◆ **WHAT TO PRODUCE**
Narrow the data below down to the lines containing "Guselkumab".

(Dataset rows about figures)
- - - - - - -

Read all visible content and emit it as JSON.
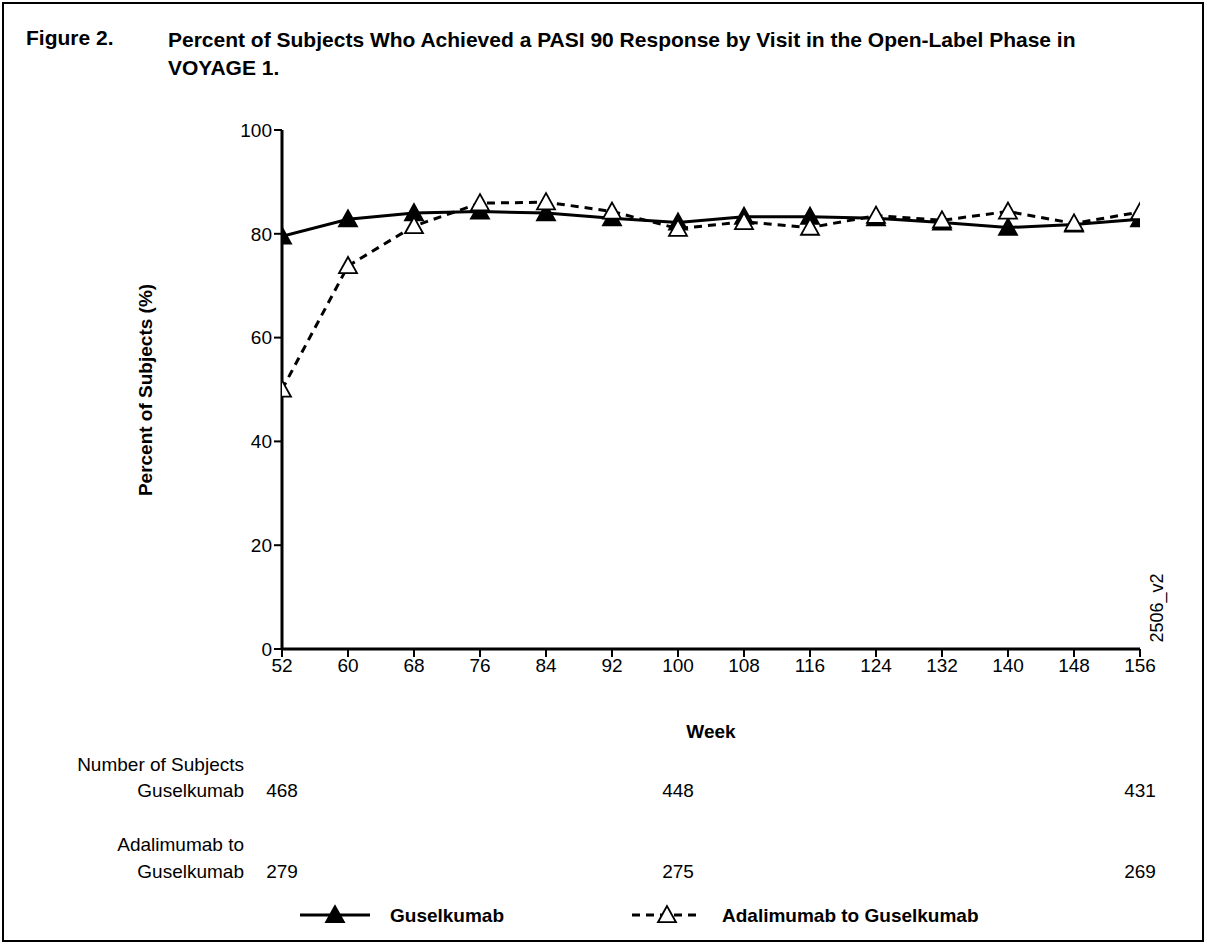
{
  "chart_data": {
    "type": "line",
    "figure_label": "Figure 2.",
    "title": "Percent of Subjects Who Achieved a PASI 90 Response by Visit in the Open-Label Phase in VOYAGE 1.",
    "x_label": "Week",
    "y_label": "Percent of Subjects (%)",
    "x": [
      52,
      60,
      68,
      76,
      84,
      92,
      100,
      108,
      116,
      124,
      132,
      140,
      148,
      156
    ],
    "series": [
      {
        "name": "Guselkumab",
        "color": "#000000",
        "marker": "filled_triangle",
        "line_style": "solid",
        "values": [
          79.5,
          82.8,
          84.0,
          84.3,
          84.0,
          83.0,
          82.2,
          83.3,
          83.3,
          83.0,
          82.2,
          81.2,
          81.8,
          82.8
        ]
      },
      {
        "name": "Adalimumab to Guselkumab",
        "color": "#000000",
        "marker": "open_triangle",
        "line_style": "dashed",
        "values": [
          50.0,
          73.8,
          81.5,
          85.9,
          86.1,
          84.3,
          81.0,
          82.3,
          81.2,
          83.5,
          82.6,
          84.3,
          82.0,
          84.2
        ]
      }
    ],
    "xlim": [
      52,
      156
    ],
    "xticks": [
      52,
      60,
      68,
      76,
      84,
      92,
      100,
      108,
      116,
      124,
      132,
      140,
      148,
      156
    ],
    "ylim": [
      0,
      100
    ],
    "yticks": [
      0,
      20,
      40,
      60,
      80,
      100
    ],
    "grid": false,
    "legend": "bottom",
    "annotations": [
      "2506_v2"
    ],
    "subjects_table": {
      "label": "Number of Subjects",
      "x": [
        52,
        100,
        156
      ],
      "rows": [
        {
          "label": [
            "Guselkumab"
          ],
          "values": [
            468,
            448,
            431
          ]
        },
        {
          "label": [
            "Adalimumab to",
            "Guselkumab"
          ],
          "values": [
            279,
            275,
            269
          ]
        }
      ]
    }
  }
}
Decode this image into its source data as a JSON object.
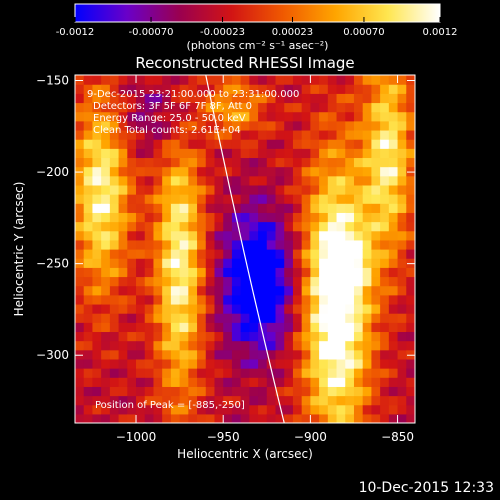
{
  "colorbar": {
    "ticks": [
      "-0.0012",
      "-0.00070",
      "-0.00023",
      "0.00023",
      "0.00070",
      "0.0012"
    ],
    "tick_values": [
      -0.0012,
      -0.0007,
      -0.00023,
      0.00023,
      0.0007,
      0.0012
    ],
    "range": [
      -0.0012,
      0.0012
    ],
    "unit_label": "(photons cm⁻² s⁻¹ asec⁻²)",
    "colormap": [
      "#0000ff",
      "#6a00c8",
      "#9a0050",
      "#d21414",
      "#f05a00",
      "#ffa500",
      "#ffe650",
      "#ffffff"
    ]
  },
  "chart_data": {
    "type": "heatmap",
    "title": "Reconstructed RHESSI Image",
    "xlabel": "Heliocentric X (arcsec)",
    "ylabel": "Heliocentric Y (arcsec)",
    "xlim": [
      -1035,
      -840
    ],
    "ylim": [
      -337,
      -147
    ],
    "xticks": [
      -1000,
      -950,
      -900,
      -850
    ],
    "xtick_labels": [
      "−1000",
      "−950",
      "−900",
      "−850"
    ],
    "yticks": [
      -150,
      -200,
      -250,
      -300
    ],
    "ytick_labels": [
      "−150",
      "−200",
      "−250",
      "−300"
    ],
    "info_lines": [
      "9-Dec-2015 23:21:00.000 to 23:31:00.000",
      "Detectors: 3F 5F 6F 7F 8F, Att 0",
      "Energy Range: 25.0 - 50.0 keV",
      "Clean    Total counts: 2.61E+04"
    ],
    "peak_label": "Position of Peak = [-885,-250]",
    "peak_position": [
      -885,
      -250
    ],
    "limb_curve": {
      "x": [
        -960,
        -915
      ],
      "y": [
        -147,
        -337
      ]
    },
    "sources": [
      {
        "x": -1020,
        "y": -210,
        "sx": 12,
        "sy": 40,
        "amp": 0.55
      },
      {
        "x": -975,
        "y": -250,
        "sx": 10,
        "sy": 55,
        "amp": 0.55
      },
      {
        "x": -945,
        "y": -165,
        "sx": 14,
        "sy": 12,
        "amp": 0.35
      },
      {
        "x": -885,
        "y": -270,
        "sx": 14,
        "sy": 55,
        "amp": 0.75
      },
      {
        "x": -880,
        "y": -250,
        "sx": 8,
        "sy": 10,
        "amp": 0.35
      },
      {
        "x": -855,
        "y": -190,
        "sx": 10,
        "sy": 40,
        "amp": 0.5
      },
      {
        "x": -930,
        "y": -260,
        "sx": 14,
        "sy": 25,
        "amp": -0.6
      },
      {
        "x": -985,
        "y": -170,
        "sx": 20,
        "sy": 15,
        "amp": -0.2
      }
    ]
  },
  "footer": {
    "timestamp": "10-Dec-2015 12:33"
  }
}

- - - - - - -

◆ **TASK RESULT**
        "name": "Guselkumab",
        "name": "Adalimumab to Guselkumab",
            "Guselkumab"
            "Guselkumab"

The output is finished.